- [AIM]: Determine which lines contain the word "ณสมบ", then copy those lines.

(Data extracted from a collection)
========================

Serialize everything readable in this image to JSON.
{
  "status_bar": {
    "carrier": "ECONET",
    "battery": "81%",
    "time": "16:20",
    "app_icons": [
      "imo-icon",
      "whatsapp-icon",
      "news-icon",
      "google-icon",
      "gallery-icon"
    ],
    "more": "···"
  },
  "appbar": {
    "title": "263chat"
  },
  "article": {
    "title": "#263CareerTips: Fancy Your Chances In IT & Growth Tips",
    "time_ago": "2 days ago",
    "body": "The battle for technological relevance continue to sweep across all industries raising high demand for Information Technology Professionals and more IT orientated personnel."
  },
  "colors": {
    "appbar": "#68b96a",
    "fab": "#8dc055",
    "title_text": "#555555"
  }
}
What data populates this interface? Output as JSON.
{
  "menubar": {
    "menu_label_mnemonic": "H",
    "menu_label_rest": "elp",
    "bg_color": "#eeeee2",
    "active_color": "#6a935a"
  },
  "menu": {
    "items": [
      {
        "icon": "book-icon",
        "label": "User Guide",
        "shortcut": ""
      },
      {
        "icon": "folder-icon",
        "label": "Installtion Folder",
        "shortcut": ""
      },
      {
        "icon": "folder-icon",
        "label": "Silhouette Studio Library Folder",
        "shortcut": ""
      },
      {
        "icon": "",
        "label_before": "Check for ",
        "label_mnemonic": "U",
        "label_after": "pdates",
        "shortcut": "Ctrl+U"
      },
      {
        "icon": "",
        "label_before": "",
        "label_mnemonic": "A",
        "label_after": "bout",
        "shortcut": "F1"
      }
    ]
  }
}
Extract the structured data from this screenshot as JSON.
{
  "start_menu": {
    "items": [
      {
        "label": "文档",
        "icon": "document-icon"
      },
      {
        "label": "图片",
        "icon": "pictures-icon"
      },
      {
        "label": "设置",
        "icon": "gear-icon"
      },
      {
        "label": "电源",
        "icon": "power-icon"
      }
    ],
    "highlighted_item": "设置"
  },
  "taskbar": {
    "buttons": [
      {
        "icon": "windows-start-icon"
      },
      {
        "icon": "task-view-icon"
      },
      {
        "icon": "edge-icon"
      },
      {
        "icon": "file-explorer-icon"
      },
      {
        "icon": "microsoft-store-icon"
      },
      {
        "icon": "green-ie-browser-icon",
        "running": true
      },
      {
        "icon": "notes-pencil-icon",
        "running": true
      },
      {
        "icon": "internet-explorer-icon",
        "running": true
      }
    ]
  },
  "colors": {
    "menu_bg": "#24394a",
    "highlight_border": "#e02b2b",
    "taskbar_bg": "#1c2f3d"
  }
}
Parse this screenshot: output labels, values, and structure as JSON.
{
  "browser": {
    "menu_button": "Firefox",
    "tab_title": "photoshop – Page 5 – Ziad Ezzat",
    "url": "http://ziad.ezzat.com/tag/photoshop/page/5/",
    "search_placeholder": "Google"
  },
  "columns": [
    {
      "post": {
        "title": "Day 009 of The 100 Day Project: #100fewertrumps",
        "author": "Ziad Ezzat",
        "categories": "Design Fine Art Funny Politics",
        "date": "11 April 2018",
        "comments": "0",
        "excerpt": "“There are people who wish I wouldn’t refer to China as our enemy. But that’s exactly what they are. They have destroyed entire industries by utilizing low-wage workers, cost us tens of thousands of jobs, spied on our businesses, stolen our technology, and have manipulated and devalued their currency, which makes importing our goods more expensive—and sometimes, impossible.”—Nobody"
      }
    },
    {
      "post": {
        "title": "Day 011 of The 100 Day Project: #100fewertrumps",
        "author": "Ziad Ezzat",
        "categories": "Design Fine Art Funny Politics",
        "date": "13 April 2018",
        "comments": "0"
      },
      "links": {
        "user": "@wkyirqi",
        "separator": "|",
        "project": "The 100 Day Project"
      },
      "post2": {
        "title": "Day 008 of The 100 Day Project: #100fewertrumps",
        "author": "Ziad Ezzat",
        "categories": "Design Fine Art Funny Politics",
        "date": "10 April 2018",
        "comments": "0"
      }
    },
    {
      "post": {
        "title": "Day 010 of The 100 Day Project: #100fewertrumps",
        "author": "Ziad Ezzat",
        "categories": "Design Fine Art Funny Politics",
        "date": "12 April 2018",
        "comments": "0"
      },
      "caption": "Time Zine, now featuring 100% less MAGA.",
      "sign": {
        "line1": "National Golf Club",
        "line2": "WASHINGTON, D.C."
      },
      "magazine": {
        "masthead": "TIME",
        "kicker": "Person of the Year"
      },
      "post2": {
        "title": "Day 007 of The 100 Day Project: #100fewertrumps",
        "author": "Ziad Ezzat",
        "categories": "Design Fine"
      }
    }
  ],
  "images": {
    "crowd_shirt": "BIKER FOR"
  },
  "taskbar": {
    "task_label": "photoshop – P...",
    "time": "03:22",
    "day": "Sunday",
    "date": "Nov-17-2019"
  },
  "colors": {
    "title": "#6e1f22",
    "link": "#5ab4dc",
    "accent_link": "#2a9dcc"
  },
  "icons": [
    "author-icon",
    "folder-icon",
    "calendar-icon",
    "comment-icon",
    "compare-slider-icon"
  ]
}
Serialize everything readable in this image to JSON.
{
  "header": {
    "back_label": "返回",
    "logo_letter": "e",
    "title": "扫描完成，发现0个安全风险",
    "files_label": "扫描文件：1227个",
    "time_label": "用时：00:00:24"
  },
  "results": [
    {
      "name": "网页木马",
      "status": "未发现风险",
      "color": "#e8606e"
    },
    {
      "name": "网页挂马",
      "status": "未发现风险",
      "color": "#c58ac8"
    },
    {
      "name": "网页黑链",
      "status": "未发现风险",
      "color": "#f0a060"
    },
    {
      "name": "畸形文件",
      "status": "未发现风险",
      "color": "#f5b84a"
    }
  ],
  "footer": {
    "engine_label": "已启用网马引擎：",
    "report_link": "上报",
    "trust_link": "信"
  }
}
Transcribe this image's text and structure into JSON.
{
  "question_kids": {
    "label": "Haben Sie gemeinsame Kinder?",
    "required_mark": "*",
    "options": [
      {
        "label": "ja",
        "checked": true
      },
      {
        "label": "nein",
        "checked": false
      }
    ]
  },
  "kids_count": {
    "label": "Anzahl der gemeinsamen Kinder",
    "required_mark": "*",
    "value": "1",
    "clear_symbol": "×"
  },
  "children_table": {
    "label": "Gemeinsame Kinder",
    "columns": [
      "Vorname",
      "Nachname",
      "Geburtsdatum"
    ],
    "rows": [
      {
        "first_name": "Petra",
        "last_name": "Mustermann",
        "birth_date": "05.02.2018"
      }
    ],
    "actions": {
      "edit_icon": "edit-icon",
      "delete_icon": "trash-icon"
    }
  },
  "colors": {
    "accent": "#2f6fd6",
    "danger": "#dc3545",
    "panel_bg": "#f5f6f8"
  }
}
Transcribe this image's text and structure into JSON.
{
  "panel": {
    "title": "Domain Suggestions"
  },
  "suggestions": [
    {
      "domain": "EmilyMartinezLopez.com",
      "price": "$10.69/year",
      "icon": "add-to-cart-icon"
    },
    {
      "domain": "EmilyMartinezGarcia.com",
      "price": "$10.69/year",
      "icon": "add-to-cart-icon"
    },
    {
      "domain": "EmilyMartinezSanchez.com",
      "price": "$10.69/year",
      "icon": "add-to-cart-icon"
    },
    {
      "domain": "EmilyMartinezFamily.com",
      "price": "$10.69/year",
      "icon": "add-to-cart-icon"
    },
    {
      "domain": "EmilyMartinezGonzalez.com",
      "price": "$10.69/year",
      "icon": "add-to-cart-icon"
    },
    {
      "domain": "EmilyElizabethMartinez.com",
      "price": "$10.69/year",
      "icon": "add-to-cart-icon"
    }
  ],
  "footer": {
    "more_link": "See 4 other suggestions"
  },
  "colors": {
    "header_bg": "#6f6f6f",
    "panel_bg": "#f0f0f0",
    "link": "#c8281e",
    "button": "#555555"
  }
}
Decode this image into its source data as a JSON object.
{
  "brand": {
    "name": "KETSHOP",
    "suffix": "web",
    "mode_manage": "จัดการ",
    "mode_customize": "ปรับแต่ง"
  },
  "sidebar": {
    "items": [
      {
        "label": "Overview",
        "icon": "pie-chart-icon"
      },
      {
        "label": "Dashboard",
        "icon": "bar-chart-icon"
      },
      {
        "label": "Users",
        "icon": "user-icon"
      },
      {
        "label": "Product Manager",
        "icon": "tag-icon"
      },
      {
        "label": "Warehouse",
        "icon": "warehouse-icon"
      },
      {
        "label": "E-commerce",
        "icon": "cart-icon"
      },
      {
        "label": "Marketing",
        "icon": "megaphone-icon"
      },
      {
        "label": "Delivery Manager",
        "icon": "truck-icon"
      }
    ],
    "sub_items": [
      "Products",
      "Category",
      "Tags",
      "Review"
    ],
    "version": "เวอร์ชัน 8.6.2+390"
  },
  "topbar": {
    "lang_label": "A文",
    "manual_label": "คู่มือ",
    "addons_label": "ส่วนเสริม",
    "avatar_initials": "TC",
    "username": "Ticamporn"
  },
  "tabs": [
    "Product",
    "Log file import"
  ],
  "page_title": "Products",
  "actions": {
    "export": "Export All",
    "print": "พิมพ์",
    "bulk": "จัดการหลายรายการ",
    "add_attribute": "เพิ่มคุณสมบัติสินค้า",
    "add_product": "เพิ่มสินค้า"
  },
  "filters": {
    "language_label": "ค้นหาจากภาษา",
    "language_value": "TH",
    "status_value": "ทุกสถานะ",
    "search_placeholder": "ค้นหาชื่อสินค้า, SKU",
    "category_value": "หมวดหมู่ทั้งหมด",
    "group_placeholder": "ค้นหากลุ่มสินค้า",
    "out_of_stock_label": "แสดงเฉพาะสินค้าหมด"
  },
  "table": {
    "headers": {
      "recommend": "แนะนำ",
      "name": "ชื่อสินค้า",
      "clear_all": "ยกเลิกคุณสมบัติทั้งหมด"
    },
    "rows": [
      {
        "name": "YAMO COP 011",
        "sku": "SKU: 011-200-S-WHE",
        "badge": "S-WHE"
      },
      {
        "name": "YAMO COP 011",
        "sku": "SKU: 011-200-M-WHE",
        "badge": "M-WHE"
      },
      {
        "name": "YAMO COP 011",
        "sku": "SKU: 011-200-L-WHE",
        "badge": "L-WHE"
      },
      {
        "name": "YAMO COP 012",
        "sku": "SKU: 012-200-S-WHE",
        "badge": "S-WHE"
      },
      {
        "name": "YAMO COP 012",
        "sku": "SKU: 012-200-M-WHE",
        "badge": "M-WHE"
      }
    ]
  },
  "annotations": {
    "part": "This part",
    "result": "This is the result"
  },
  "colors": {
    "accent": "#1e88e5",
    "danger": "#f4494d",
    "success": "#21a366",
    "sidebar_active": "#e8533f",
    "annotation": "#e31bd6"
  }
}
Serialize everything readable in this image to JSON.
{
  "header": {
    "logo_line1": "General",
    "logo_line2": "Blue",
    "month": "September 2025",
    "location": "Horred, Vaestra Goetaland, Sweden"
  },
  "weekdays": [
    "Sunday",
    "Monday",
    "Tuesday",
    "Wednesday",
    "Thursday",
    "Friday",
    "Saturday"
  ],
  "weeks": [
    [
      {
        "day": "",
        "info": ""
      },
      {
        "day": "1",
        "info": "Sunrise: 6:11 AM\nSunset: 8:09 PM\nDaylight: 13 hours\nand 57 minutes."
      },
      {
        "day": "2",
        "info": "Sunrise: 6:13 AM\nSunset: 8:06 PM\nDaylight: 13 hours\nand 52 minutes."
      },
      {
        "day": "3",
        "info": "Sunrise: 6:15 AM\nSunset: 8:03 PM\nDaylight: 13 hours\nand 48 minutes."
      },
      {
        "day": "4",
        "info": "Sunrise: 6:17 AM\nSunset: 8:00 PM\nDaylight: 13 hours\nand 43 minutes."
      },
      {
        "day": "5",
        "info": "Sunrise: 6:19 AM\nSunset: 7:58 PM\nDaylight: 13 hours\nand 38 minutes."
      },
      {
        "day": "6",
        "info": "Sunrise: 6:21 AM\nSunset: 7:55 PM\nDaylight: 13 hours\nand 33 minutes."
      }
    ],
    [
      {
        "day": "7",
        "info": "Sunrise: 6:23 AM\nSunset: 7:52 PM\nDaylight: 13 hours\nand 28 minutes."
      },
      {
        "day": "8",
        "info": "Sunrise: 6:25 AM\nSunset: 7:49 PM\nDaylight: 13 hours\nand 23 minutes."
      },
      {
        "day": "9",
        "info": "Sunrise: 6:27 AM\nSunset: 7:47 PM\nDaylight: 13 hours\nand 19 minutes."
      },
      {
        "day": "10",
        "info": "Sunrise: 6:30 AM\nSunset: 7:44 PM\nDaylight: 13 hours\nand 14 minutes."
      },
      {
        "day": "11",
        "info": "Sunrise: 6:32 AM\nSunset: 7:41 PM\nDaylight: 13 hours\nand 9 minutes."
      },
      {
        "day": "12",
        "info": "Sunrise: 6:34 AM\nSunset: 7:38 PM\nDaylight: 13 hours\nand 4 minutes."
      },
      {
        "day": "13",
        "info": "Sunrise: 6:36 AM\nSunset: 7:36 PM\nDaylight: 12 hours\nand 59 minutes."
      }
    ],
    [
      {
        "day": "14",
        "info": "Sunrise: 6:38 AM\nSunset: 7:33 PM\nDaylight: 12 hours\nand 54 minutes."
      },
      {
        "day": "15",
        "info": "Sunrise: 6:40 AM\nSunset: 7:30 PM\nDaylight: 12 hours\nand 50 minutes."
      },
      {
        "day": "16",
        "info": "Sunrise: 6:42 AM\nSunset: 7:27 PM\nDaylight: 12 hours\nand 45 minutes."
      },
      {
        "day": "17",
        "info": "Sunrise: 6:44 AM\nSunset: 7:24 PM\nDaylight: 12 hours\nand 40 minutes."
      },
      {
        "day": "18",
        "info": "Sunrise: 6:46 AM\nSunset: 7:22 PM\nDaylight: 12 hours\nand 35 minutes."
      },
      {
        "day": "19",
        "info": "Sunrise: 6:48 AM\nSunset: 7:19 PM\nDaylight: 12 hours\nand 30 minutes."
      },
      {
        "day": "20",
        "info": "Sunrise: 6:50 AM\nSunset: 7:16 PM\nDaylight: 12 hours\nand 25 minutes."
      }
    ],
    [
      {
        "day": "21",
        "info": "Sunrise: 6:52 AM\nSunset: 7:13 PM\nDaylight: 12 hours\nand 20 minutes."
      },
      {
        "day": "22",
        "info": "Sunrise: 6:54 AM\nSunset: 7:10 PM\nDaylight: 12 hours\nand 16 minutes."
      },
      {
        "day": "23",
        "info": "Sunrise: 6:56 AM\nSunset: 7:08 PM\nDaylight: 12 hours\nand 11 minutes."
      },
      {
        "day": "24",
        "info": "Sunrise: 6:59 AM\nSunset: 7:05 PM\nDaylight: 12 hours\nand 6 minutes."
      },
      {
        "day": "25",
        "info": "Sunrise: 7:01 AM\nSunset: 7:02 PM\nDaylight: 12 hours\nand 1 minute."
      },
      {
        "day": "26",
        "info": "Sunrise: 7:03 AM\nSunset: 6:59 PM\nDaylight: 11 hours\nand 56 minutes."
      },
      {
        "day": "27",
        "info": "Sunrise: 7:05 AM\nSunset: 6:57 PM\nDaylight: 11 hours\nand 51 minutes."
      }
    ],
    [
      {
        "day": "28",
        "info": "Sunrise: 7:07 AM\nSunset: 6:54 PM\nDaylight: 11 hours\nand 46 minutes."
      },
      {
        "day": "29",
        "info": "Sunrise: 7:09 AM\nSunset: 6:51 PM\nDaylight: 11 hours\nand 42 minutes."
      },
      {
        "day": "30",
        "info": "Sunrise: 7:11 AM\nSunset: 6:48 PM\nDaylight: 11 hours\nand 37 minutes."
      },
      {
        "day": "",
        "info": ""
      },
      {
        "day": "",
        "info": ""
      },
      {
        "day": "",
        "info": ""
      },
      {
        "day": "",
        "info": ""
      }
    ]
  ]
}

========================

- [THE RESULT]:
    "add_attribute": "เพิ่มคุณสมบัติสินค้า",
      "clear_all": "ยกเลิกคุณสมบัติทั้งหมด"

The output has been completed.